[To be done]
Copy every line of the items below without changing anything.

(Region boundary data)
· · · · · · ·

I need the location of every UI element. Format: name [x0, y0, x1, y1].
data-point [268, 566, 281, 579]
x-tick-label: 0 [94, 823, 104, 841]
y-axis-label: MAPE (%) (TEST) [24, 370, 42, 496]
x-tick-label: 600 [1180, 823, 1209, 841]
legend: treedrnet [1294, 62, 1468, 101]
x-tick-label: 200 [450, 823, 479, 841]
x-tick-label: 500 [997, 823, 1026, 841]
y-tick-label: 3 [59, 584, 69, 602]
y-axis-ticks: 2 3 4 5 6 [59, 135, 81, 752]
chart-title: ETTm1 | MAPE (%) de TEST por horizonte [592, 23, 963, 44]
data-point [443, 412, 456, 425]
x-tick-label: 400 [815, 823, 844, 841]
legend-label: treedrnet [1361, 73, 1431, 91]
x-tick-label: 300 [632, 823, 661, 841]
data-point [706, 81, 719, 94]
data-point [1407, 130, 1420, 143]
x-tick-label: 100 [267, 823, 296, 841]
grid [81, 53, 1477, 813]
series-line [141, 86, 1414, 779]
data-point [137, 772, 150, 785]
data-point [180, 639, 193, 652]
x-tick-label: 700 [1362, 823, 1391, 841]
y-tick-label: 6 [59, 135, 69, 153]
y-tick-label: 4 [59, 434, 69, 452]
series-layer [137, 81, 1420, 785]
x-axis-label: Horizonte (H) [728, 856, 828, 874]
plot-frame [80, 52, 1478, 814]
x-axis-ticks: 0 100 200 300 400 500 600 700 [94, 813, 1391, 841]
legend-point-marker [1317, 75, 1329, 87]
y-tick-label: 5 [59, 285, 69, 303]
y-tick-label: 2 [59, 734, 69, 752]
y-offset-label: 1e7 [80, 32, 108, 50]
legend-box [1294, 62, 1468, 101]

· · · · · · ·

[Result of the task]
I need the location of every UI element. Format: name [x0, y0, x1, y1].
data-point [268, 566, 281, 579]
x-tick-label: 0 [94, 823, 104, 841]
y-axis-label: MAPE (%) (TEST) [24, 370, 42, 496]
x-tick-label: 600 [1180, 823, 1209, 841]
legend: treedrnet [1294, 62, 1468, 101]
x-tick-label: 200 [450, 823, 479, 841]
x-tick-label: 500 [997, 823, 1026, 841]
y-tick-label: 3 [59, 584, 69, 602]
y-axis-ticks: 2 3 4 5 6 [59, 135, 81, 752]
chart-title: ETTm1 | MAPE (%) de TEST por horizonte [592, 23, 963, 44]
data-point [443, 412, 456, 425]
x-tick-label: 400 [815, 823, 844, 841]
legend-label: treedrnet [1361, 73, 1431, 91]
x-tick-label: 300 [632, 823, 661, 841]
data-point [706, 81, 719, 94]
data-point [1407, 130, 1420, 143]
x-tick-label: 100 [267, 823, 296, 841]
grid [81, 53, 1477, 813]
series-line [141, 86, 1414, 779]
data-point [137, 772, 150, 785]
data-point [180, 639, 193, 652]
x-tick-label: 700 [1362, 823, 1391, 841]
y-tick-label: 6 [59, 135, 69, 153]
y-tick-label: 4 [59, 434, 69, 452]
series-layer [137, 81, 1420, 785]
x-axis-label: Horizonte (H) [728, 856, 828, 874]
plot-frame [80, 52, 1478, 814]
x-axis-ticks: 0 100 200 300 400 500 600 700 [94, 813, 1391, 841]
legend-point-marker [1317, 75, 1329, 87]
y-tick-label: 5 [59, 285, 69, 303]
y-tick-label: 2 [59, 734, 69, 752]
y-offset-label: 1e7 [80, 32, 108, 50]
legend-box [1294, 62, 1468, 101]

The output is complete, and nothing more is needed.